> [Description of the task]:
Filter the records below for the word "this". Copy each line that holds it.

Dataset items

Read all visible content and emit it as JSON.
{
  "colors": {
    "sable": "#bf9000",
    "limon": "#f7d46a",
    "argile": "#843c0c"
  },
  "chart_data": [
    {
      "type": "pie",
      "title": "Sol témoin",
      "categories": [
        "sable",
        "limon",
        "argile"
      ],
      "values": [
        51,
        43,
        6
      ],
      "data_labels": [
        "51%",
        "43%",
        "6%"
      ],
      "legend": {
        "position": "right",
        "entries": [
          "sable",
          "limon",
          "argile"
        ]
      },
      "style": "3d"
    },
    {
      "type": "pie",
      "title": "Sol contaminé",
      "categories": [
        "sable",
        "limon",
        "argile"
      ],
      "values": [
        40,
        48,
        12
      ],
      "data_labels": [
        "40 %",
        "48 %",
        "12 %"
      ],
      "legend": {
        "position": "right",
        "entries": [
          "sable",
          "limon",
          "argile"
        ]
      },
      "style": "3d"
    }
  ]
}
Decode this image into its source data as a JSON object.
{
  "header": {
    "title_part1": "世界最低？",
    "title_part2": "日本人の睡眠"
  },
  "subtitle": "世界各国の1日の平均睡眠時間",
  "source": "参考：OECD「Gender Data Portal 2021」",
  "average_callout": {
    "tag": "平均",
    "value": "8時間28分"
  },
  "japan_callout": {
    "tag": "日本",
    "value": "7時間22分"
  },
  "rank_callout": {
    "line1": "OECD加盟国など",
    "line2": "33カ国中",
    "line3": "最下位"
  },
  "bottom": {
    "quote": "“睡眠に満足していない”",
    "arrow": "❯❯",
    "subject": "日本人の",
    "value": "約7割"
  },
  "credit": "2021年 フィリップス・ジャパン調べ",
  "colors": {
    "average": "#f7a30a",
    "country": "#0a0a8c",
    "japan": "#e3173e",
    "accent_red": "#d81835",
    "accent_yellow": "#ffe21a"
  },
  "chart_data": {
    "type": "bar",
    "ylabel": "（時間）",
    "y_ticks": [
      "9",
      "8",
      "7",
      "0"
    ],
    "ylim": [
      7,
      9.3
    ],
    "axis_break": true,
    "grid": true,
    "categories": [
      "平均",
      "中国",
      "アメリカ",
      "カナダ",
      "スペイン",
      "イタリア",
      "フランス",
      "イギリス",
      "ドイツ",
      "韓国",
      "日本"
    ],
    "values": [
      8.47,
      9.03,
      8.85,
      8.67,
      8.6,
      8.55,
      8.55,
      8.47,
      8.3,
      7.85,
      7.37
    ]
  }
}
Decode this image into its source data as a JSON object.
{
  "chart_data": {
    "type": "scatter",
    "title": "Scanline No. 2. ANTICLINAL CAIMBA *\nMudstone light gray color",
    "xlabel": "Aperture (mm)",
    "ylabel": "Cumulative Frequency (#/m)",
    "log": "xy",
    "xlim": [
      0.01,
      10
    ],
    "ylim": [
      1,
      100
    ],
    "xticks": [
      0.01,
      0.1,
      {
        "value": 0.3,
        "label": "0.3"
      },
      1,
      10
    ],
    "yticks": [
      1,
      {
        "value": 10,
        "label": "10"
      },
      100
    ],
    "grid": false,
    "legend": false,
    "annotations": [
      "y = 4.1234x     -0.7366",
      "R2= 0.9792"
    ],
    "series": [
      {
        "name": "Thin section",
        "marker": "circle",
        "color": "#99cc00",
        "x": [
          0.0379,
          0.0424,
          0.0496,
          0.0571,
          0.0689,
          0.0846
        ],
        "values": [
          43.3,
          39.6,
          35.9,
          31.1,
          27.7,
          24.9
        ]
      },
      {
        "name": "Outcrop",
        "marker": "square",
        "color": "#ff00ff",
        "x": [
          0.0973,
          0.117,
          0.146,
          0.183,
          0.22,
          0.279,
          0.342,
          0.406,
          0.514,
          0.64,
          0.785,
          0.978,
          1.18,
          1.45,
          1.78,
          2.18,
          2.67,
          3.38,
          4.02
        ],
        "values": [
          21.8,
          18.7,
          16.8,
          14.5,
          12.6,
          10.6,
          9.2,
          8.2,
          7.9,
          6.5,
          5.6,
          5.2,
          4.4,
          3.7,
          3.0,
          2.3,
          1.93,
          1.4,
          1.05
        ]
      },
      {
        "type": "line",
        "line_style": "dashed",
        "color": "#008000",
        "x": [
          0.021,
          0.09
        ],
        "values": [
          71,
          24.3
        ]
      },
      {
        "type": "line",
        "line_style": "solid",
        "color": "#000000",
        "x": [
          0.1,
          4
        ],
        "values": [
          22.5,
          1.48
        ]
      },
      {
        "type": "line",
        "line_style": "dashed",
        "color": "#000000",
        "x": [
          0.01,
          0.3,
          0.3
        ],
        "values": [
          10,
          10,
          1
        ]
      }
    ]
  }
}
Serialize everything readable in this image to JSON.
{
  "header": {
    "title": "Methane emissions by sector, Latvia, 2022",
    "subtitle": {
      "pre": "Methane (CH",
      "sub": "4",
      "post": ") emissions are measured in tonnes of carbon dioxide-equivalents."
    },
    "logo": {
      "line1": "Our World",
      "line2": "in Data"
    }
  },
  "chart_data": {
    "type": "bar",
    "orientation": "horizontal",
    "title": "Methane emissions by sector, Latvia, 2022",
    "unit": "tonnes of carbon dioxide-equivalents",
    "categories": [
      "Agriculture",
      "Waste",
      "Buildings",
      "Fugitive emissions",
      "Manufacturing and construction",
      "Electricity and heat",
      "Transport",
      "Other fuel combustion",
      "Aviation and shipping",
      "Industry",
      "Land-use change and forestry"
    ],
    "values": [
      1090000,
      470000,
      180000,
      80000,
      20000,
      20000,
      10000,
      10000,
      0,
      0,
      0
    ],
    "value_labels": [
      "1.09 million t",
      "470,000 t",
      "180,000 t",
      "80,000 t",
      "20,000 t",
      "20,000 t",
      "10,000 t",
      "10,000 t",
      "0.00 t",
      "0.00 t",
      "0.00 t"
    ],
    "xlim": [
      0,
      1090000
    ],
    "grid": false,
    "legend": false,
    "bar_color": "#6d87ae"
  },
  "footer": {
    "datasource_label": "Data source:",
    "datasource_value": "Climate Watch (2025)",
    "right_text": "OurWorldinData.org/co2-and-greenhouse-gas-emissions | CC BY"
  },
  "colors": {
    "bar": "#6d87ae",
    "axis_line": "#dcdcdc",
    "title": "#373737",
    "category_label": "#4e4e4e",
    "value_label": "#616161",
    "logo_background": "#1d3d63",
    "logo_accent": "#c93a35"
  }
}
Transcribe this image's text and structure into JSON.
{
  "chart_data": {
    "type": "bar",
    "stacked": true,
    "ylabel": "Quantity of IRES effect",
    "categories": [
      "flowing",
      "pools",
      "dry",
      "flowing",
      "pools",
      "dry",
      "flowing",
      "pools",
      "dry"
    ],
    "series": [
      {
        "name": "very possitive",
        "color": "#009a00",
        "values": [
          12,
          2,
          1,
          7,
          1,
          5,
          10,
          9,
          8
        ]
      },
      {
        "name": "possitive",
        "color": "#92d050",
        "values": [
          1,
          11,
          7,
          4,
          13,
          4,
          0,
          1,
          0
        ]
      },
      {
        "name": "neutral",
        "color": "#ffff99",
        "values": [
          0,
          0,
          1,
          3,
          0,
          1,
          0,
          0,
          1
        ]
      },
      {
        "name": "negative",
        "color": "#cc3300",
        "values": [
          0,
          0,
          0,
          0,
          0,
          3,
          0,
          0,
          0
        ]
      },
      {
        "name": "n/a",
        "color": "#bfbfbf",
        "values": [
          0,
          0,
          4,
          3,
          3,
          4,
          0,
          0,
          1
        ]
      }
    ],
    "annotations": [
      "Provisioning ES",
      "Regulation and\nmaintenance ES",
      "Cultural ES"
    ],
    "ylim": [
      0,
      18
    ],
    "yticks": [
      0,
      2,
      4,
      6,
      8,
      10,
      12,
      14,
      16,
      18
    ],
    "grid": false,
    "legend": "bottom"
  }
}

> [Task result]:
Decode this image into its source data as a JSON object.
Decode this image into its source data as a JSON object.
Serialize everything readable in this image to JSON.
Transcribe this image's text and structure into JSON.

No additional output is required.